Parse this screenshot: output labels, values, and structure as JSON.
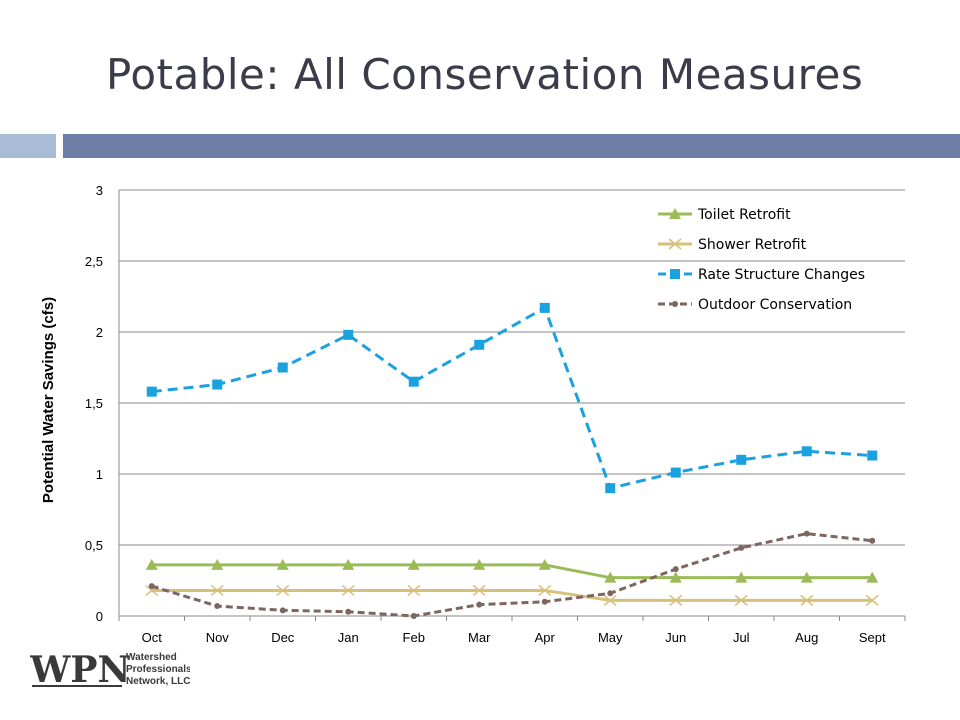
{
  "slide": {
    "title": "Potable: All Conservation Measures"
  },
  "logo": {
    "mark": "WPN",
    "line1": "Watershed",
    "line2": "Professionals",
    "line3": "Network, LLC"
  },
  "chart_data": {
    "type": "line",
    "title": "",
    "xlabel": "",
    "ylabel": "Potential Water Savings (cfs)",
    "categories": [
      "Oct",
      "Nov",
      "Dec",
      "Jan",
      "Feb",
      "Mar",
      "Apr",
      "May",
      "Jun",
      "Jul",
      "Aug",
      "Sept"
    ],
    "ylim": [
      0,
      3
    ],
    "yticks": [
      0,
      0.5,
      1,
      1.5,
      2,
      2.5,
      3
    ],
    "ytick_labels": [
      "0",
      "0,5",
      "1",
      "1,5",
      "2",
      "2,5",
      "3"
    ],
    "grid": true,
    "legend_position": "top-right",
    "series": [
      {
        "name": "Toilet Retrofit",
        "color": "#9bbb59",
        "line_style": "solid",
        "marker": "triangle",
        "values": [
          0.36,
          0.36,
          0.36,
          0.36,
          0.36,
          0.36,
          0.36,
          0.27,
          0.27,
          0.27,
          0.27,
          0.27
        ]
      },
      {
        "name": "Shower Retrofit",
        "color": "#d6c07a",
        "line_style": "solid",
        "marker": "x",
        "values": [
          0.18,
          0.18,
          0.18,
          0.18,
          0.18,
          0.18,
          0.18,
          0.11,
          0.11,
          0.11,
          0.11,
          0.11
        ]
      },
      {
        "name": "Rate Structure Changes",
        "color": "#1aa1e0",
        "line_style": "dashed",
        "marker": "square",
        "values": [
          1.58,
          1.63,
          1.75,
          1.98,
          1.65,
          1.91,
          2.17,
          0.9,
          1.01,
          1.1,
          1.16,
          1.13
        ]
      },
      {
        "name": "Outdoor Conservation",
        "color": "#7e6660",
        "line_style": "dashed",
        "marker": "circle",
        "values": [
          0.21,
          0.07,
          0.04,
          0.03,
          0.0,
          0.08,
          0.1,
          0.16,
          0.33,
          0.48,
          0.58,
          0.53
        ]
      }
    ]
  }
}
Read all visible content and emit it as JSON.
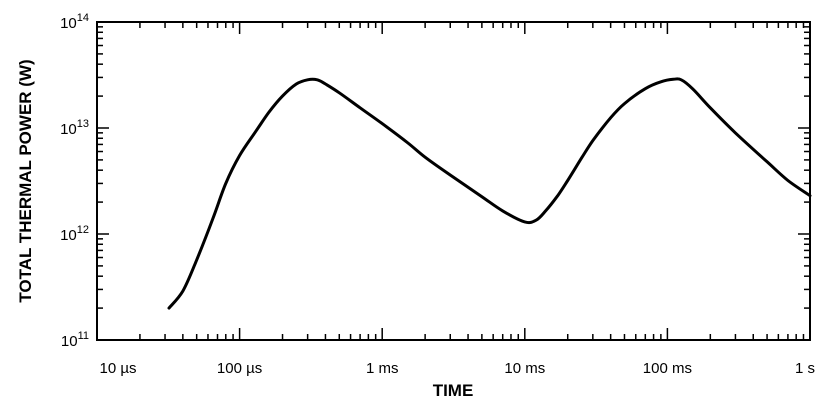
{
  "chart_data": {
    "type": "line",
    "title": "",
    "xlabel": "TIME",
    "ylabel": "TOTAL THERMAL POWER (W)",
    "xscale": "log",
    "yscale": "log",
    "xlim": [
      1e-05,
      1
    ],
    "ylim": [
      100000000000,
      100000000000000
    ],
    "grid": false,
    "legend": "none",
    "x_ticks": [
      {
        "value": 1e-05,
        "label": "10 µs"
      },
      {
        "value": 0.0001,
        "label": "100 µs"
      },
      {
        "value": 0.001,
        "label": "1 ms"
      },
      {
        "value": 0.01,
        "label": "10 ms"
      },
      {
        "value": 0.1,
        "label": "100 ms"
      },
      {
        "value": 1,
        "label": "1 s"
      }
    ],
    "y_ticks": [
      {
        "value": 100000000000,
        "base": "10",
        "exp": "11"
      },
      {
        "value": 1000000000000,
        "base": "10",
        "exp": "12"
      },
      {
        "value": 10000000000000,
        "base": "10",
        "exp": "13"
      },
      {
        "value": 100000000000000,
        "base": "10",
        "exp": "14"
      }
    ],
    "series": [
      {
        "color": "#000000",
        "x": [
          3.2e-05,
          4e-05,
          5e-05,
          6.5e-05,
          8e-05,
          0.0001,
          0.00013,
          0.00016,
          0.0002,
          0.00025,
          0.0003,
          0.00035,
          0.0004,
          0.0005,
          0.0007,
          0.001,
          0.0015,
          0.002,
          0.003,
          0.005,
          0.007,
          0.01,
          0.012,
          0.014,
          0.017,
          0.02,
          0.025,
          0.03,
          0.04,
          0.05,
          0.07,
          0.09,
          0.11,
          0.125,
          0.15,
          0.2,
          0.3,
          0.5,
          0.7,
          1.0
        ],
        "y": [
          200000000000,
          290000000000,
          570000000000,
          1400000000000,
          3000000000000,
          5500000000000,
          9300000000000,
          14000000000000,
          20000000000000,
          26000000000000,
          28500000000000,
          28500000000000,
          26000000000000,
          21500000000000,
          15500000000000,
          11000000000000,
          7300000000000,
          5300000000000,
          3600000000000,
          2250000000000,
          1650000000000,
          1300000000000,
          1350000000000,
          1650000000000,
          2300000000000,
          3200000000000,
          5200000000000,
          7600000000000,
          12500000000000,
          17000000000000,
          23500000000000,
          27300000000000,
          28800000000000,
          28500000000000,
          23500000000000,
          15500000000000,
          9000000000000,
          4800000000000,
          3200000000000,
          2300000000000
        ]
      }
    ]
  }
}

# # # #

Make an exact copy of the whole listing, but don't bring over any pictures.

● Expected output:
Parse this screenshot: output labels, values, and structure as JSON.
{
  "slide": {
    "title": "Potable: All Conservation Measures"
  },
  "logo": {
    "mark": "WPN",
    "line1": "Watershed",
    "line2": "Professionals",
    "line3": "Network, LLC"
  },
  "chart_data": {
    "type": "line",
    "title": "",
    "xlabel": "",
    "ylabel": "Potential Water Savings (cfs)",
    "categories": [
      "Oct",
      "Nov",
      "Dec",
      "Jan",
      "Feb",
      "Mar",
      "Apr",
      "May",
      "Jun",
      "Jul",
      "Aug",
      "Sept"
    ],
    "ylim": [
      0,
      3
    ],
    "yticks": [
      0,
      0.5,
      1,
      1.5,
      2,
      2.5,
      3
    ],
    "ytick_labels": [
      "0",
      "0,5",
      "1",
      "1,5",
      "2",
      "2,5",
      "3"
    ],
    "grid": true,
    "legend_position": "top-right",
    "series": [
      {
        "name": "Toilet Retrofit",
        "color": "#9bbb59",
        "line_style": "solid",
        "marker": "triangle",
        "values": [
          0.36,
          0.36,
          0.36,
          0.36,
          0.36,
          0.36,
          0.36,
          0.27,
          0.27,
          0.27,
          0.27,
          0.27
        ]
      },
      {
        "name": "Shower Retrofit",
        "color": "#d6c07a",
        "line_style": "solid",
        "marker": "x",
        "values": [
          0.18,
          0.18,
          0.18,
          0.18,
          0.18,
          0.18,
          0.18,
          0.11,
          0.11,
          0.11,
          0.11,
          0.11
        ]
      },
      {
        "name": "Rate Structure Changes",
        "color": "#1aa1e0",
        "line_style": "dashed",
        "marker": "square",
        "values": [
          1.58,
          1.63,
          1.75,
          1.98,
          1.65,
          1.91,
          2.17,
          0.9,
          1.01,
          1.1,
          1.16,
          1.13
        ]
      },
      {
        "name": "Outdoor Conservation",
        "color": "#7e6660",
        "line_style": "dashed",
        "marker": "circle",
        "values": [
          0.21,
          0.07,
          0.04,
          0.03,
          0.0,
          0.08,
          0.1,
          0.16,
          0.33,
          0.48,
          0.58,
          0.53
        ]
      }
    ]
  }
}
Read all visible content and emit it as JSON.
{
  "chart_data": {
    "type": "line",
    "title": "",
    "xlabel": "TIME",
    "ylabel": "TOTAL THERMAL POWER (W)",
    "xscale": "log",
    "yscale": "log",
    "xlim": [
      1e-05,
      1
    ],
    "ylim": [
      100000000000,
      100000000000000
    ],
    "grid": false,
    "legend": "none",
    "x_ticks": [
      {
        "value": 1e-05,
        "label": "10 µs"
      },
      {
        "value": 0.0001,
        "label": "100 µs"
      },
      {
        "value": 0.001,
        "label": "1 ms"
      },
      {
        "value": 0.01,
        "label": "10 ms"
      },
      {
        "value": 0.1,
        "label": "100 ms"
      },
      {
        "value": 1,
        "label": "1 s"
      }
    ],
    "y_ticks": [
      {
        "value": 100000000000,
        "base": "10",
        "exp": "11"
      },
      {
        "value": 1000000000000,
        "base": "10",
        "exp": "12"
      },
      {
        "value": 10000000000000,
        "base": "10",
        "exp": "13"
      },
      {
        "value": 100000000000000,
        "base": "10",
        "exp": "14"
      }
    ],
    "series": [
      {
        "color": "#000000",
        "x": [
          3.2e-05,
          4e-05,
          5e-05,
          6.5e-05,
          8e-05,
          0.0001,
          0.00013,
          0.00016,
          0.0002,
          0.00025,
          0.0003,
          0.00035,
          0.0004,
          0.0005,
          0.0007,
          0.001,
          0.0015,
          0.002,
          0.003,
          0.005,
          0.007,
          0.01,
          0.012,
          0.014,
          0.017,
          0.02,
          0.025,
          0.03,
          0.04,
          0.05,
          0.07,
          0.09,
          0.11,
          0.125,
          0.15,
          0.2,
          0.3,
          0.5,
          0.7,
          1.0
        ],
        "y": [
          200000000000,
          290000000000,
          570000000000,
          1400000000000,
          3000000000000,
          5500000000000,
          9300000000000,
          14000000000000,
          20000000000000,
          26000000000000,
          28500000000000,
          28500000000000,
          26000000000000,
          21500000000000,
          15500000000000,
          11000000000000,
          7300000000000,
          5300000000000,
          3600000000000,
          2250000000000,
          1650000000000,
          1300000000000,
          1350000000000,
          1650000000000,
          2300000000000,
          3200000000000,
          5200000000000,
          7600000000000,
          12500000000000,
          17000000000000,
          23500000000000,
          27300000000000,
          28800000000000,
          28500000000000,
          23500000000000,
          15500000000000,
          9000000000000,
          4800000000000,
          3200000000000,
          2300000000000
        ]
      }
    ]
  }
}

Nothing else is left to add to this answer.